Exercise: Look through the material below. Copy each line that contains the string "loan".

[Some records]
★ ★ ★ ★ ★ ★ ★

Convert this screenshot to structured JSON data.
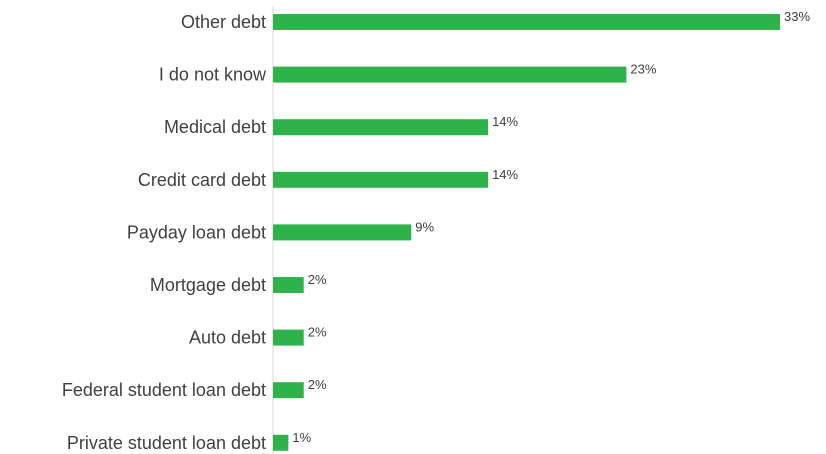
{
  "chart_data": {
    "type": "bar",
    "orientation": "horizontal",
    "categories": [
      "Other debt",
      "I do not know",
      "Medical debt",
      "Credit card debt",
      "Payday loan debt",
      "Mortgage debt",
      "Auto debt",
      "Federal student loan debt",
      "Private student loan debt"
    ],
    "values": [
      33,
      23,
      14,
      14,
      9,
      2,
      2,
      2,
      1
    ],
    "value_labels": [
      "33%",
      "23%",
      "14%",
      "14%",
      "9%",
      "2%",
      "2%",
      "2%",
      "1%"
    ],
    "unit": "%",
    "title": "",
    "xlabel": "",
    "ylabel": "",
    "xlim": [
      0,
      33
    ],
    "grid": false,
    "legend": "none",
    "colors": {
      "bar": "#2db34a",
      "text": "#404040"
    }
  }
}
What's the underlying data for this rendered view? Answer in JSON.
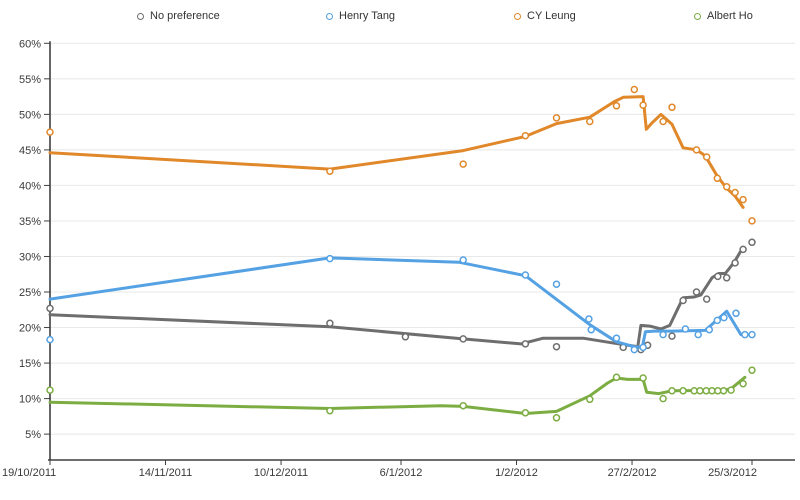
{
  "chart_data": {
    "type": "line",
    "grid": true,
    "legend_position": "top",
    "marker_style": "open-circle",
    "x_axis": {
      "tick_labels": [
        "19/10/2011",
        "14/11/2011",
        "10/12/2011",
        "6/1/2012",
        "1/2/2012",
        "27/2/2012",
        "25/3/2012"
      ],
      "tick_positions_days": [
        0,
        26,
        52,
        79,
        105,
        131,
        158
      ],
      "range_days": [
        0,
        158
      ],
      "start_date": "19/10/2011",
      "end_date": "25/3/2012"
    },
    "y_axis": {
      "unit": "%",
      "min": 5,
      "max": 60,
      "step": 5,
      "tick_labels": [
        "5%",
        "10%",
        "15%",
        "20%",
        "25%",
        "30%",
        "35%",
        "40%",
        "45%",
        "50%",
        "55%",
        "60%"
      ]
    },
    "series": [
      {
        "name": "No preference",
        "color": "#6e6e6e",
        "survey_points": [
          [
            0,
            22.7
          ],
          [
            63,
            20.6
          ],
          [
            80,
            18.7
          ],
          [
            93,
            18.4
          ],
          [
            107,
            17.7
          ],
          [
            114,
            17.3
          ],
          [
            129,
            17.2
          ],
          [
            133,
            16.9
          ],
          [
            134.5,
            17.5
          ],
          [
            140,
            18.8
          ],
          [
            142.5,
            23.8
          ],
          [
            145.5,
            25.0
          ],
          [
            147.8,
            24.0
          ],
          [
            150.3,
            27.2
          ],
          [
            152.3,
            27.0
          ],
          [
            154.2,
            29.1
          ],
          [
            156,
            31.0
          ],
          [
            158,
            32.0
          ]
        ],
        "trend_line": [
          [
            0,
            21.8
          ],
          [
            63,
            20.1
          ],
          [
            93,
            18.4
          ],
          [
            106,
            17.7
          ],
          [
            111,
            18.5
          ],
          [
            120,
            18.5
          ],
          [
            127,
            17.8
          ],
          [
            132.3,
            17.3
          ],
          [
            133,
            20.3
          ],
          [
            135,
            20.2
          ],
          [
            137.5,
            19.8
          ],
          [
            139.5,
            20.3
          ],
          [
            142.5,
            24.2
          ],
          [
            145,
            24.3
          ],
          [
            146.5,
            24.6
          ],
          [
            149,
            27.0
          ],
          [
            150.5,
            27.6
          ],
          [
            152,
            27.6
          ],
          [
            154,
            29.2
          ],
          [
            156,
            31.3
          ]
        ]
      },
      {
        "name": "Henry Tang",
        "color": "#54a1e3",
        "survey_points": [
          [
            0,
            18.3
          ],
          [
            63,
            29.7
          ],
          [
            93,
            29.5
          ],
          [
            107,
            27.4
          ],
          [
            114,
            26.1
          ],
          [
            121.3,
            21.2
          ],
          [
            121.8,
            19.7
          ],
          [
            127.5,
            18.5
          ],
          [
            131.5,
            16.9
          ],
          [
            133.5,
            17.2
          ],
          [
            138,
            19.0
          ],
          [
            143,
            19.8
          ],
          [
            145.9,
            19.0
          ],
          [
            148.4,
            19.7
          ],
          [
            150.2,
            21.0
          ],
          [
            151.7,
            21.4
          ],
          [
            154.4,
            22.0
          ],
          [
            156.4,
            19.0
          ],
          [
            158,
            19.0
          ]
        ],
        "trend_line": [
          [
            0,
            24.0
          ],
          [
            63,
            29.8
          ],
          [
            92,
            29.2
          ],
          [
            107,
            27.3
          ],
          [
            121.5,
            20.4
          ],
          [
            127.5,
            18.0
          ],
          [
            131.5,
            17.3
          ],
          [
            133.3,
            17.2
          ],
          [
            134,
            19.4
          ],
          [
            136,
            19.5
          ],
          [
            140,
            19.5
          ],
          [
            147.5,
            19.6
          ],
          [
            152.3,
            22.3
          ],
          [
            155.5,
            19.0
          ]
        ]
      },
      {
        "name": "CY Leung",
        "color": "#e0882a",
        "survey_points": [
          [
            0,
            47.5
          ],
          [
            63,
            42.0
          ],
          [
            93,
            43.0
          ],
          [
            107,
            47.0
          ],
          [
            114,
            49.5
          ],
          [
            121.5,
            49.0
          ],
          [
            127.5,
            51.2
          ],
          [
            131.5,
            53.5
          ],
          [
            133.5,
            51.3
          ],
          [
            138,
            49.0
          ],
          [
            140,
            51.0
          ],
          [
            145.5,
            45.0
          ],
          [
            147.8,
            44.0
          ],
          [
            150.2,
            41.0
          ],
          [
            152.3,
            39.8
          ],
          [
            154.2,
            39.0
          ],
          [
            156,
            38.0
          ],
          [
            158,
            35.0
          ]
        ],
        "trend_line": [
          [
            0,
            44.6
          ],
          [
            63,
            42.3
          ],
          [
            93,
            44.9
          ],
          [
            107,
            46.9
          ],
          [
            114,
            48.7
          ],
          [
            121.5,
            49.6
          ],
          [
            127,
            51.8
          ],
          [
            129,
            52.4
          ],
          [
            133.5,
            52.5
          ],
          [
            134.2,
            47.9
          ],
          [
            135.5,
            48.8
          ],
          [
            137.5,
            50.0
          ],
          [
            140,
            48.6
          ],
          [
            142.5,
            45.3
          ],
          [
            145.5,
            45.0
          ],
          [
            147,
            44.4
          ],
          [
            148,
            43.6
          ],
          [
            150.2,
            41.3
          ],
          [
            152.3,
            39.6
          ],
          [
            154.2,
            38.5
          ],
          [
            156,
            36.9
          ]
        ]
      },
      {
        "name": "Albert Ho",
        "color": "#7cad42",
        "survey_points": [
          [
            0,
            11.2
          ],
          [
            63,
            8.3
          ],
          [
            93,
            9.0
          ],
          [
            107,
            8.0
          ],
          [
            114,
            7.3
          ],
          [
            121.5,
            9.9
          ],
          [
            127.5,
            13.0
          ],
          [
            133.5,
            12.9
          ],
          [
            138,
            10.0
          ],
          [
            140,
            11.1
          ],
          [
            142.5,
            11.1
          ],
          [
            145,
            11.1
          ],
          [
            146.3,
            11.1
          ],
          [
            147.7,
            11.1
          ],
          [
            149,
            11.1
          ],
          [
            150.3,
            11.1
          ],
          [
            151.6,
            11.1
          ],
          [
            153.3,
            11.2
          ],
          [
            156,
            12.1
          ],
          [
            158,
            14.0
          ]
        ],
        "trend_line": [
          [
            0,
            9.5
          ],
          [
            63,
            8.6
          ],
          [
            88,
            9.0
          ],
          [
            93,
            8.9
          ],
          [
            107,
            7.9
          ],
          [
            114,
            8.2
          ],
          [
            121.5,
            10.4
          ],
          [
            125.5,
            12.2
          ],
          [
            127.5,
            12.9
          ],
          [
            130,
            12.7
          ],
          [
            133.5,
            12.7
          ],
          [
            134.3,
            10.9
          ],
          [
            137,
            10.7
          ],
          [
            140,
            11.1
          ],
          [
            151.6,
            11.15
          ],
          [
            153.3,
            11.4
          ],
          [
            156.4,
            13.0
          ]
        ]
      }
    ],
    "colors": {
      "grid": "#e8e8e8",
      "axis": "#3f3f3f",
      "tick_text": "#3a3a3a",
      "legend_text": "#333333",
      "background": "#ffffff"
    }
  }
}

★ ★ ★ ★ ★ ★ ★

Solution for this exercise:
      "Payday loan debt",
      "Federal student loan debt",
      "Private student loan debt"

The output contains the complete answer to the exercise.